_Dataset records_
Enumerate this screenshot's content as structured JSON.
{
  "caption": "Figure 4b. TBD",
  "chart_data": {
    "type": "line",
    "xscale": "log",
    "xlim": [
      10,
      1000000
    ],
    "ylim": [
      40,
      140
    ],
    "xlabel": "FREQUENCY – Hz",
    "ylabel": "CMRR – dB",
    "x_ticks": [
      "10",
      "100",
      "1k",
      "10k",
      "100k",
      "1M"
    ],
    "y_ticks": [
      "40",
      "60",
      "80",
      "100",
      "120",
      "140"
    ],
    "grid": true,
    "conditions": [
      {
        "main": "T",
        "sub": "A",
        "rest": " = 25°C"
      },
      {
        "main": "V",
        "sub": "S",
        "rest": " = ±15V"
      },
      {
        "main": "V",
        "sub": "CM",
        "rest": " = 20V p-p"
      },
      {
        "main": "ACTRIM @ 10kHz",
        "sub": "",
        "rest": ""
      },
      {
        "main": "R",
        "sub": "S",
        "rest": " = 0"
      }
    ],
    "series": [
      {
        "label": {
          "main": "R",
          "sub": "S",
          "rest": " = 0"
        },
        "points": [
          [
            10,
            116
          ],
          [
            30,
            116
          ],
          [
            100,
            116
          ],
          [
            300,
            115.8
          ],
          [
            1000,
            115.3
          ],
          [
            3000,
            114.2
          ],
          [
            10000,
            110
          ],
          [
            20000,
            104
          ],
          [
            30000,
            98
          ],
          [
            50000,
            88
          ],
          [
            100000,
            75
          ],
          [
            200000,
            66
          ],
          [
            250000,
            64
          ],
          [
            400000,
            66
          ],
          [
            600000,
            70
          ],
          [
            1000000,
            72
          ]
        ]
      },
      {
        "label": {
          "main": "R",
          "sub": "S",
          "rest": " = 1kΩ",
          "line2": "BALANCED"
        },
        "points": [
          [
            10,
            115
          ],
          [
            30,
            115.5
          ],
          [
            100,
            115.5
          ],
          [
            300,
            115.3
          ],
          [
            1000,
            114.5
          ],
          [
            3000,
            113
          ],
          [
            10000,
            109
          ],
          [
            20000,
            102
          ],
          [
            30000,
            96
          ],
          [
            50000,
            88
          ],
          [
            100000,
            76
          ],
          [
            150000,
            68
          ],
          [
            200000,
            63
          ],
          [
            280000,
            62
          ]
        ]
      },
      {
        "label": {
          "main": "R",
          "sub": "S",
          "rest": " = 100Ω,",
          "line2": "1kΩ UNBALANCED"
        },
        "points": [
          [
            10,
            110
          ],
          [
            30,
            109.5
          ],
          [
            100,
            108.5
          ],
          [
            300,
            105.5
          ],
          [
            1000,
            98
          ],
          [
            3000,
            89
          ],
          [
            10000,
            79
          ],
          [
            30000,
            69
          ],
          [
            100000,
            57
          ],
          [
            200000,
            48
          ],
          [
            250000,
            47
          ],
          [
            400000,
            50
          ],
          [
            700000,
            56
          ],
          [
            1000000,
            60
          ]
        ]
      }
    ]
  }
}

_Task requirements_
Copy down the whole of the data above, matching it exactly.

_Result for this exercise_
Enumerate this screenshot's content as structured JSON.
{
  "caption": "Figure 4b. TBD",
  "chart_data": {
    "type": "line",
    "xscale": "log",
    "xlim": [
      10,
      1000000
    ],
    "ylim": [
      40,
      140
    ],
    "xlabel": "FREQUENCY – Hz",
    "ylabel": "CMRR – dB",
    "x_ticks": [
      "10",
      "100",
      "1k",
      "10k",
      "100k",
      "1M"
    ],
    "y_ticks": [
      "40",
      "60",
      "80",
      "100",
      "120",
      "140"
    ],
    "grid": true,
    "conditions": [
      {
        "main": "T",
        "sub": "A",
        "rest": " = 25°C"
      },
      {
        "main": "V",
        "sub": "S",
        "rest": " = ±15V"
      },
      {
        "main": "V",
        "sub": "CM",
        "rest": " = 20V p-p"
      },
      {
        "main": "ACTRIM @ 10kHz",
        "sub": "",
        "rest": ""
      },
      {
        "main": "R",
        "sub": "S",
        "rest": " = 0"
      }
    ],
    "series": [
      {
        "label": {
          "main": "R",
          "sub": "S",
          "rest": " = 0"
        },
        "points": [
          [
            10,
            116
          ],
          [
            30,
            116
          ],
          [
            100,
            116
          ],
          [
            300,
            115.8
          ],
          [
            1000,
            115.3
          ],
          [
            3000,
            114.2
          ],
          [
            10000,
            110
          ],
          [
            20000,
            104
          ],
          [
            30000,
            98
          ],
          [
            50000,
            88
          ],
          [
            100000,
            75
          ],
          [
            200000,
            66
          ],
          [
            250000,
            64
          ],
          [
            400000,
            66
          ],
          [
            600000,
            70
          ],
          [
            1000000,
            72
          ]
        ]
      },
      {
        "label": {
          "main": "R",
          "sub": "S",
          "rest": " = 1kΩ",
          "line2": "BALANCED"
        },
        "points": [
          [
            10,
            115
          ],
          [
            30,
            115.5
          ],
          [
            100,
            115.5
          ],
          [
            300,
            115.3
          ],
          [
            1000,
            114.5
          ],
          [
            3000,
            113
          ],
          [
            10000,
            109
          ],
          [
            20000,
            102
          ],
          [
            30000,
            96
          ],
          [
            50000,
            88
          ],
          [
            100000,
            76
          ],
          [
            150000,
            68
          ],
          [
            200000,
            63
          ],
          [
            280000,
            62
          ]
        ]
      },
      {
        "label": {
          "main": "R",
          "sub": "S",
          "rest": " = 100Ω,",
          "line2": "1kΩ UNBALANCED"
        },
        "points": [
          [
            10,
            110
          ],
          [
            30,
            109.5
          ],
          [
            100,
            108.5
          ],
          [
            300,
            105.5
          ],
          [
            1000,
            98
          ],
          [
            3000,
            89
          ],
          [
            10000,
            79
          ],
          [
            30000,
            69
          ],
          [
            100000,
            57
          ],
          [
            200000,
            48
          ],
          [
            250000,
            47
          ],
          [
            400000,
            50
          ],
          [
            700000,
            56
          ],
          [
            1000000,
            60
          ]
        ]
      }
    ]
  }
}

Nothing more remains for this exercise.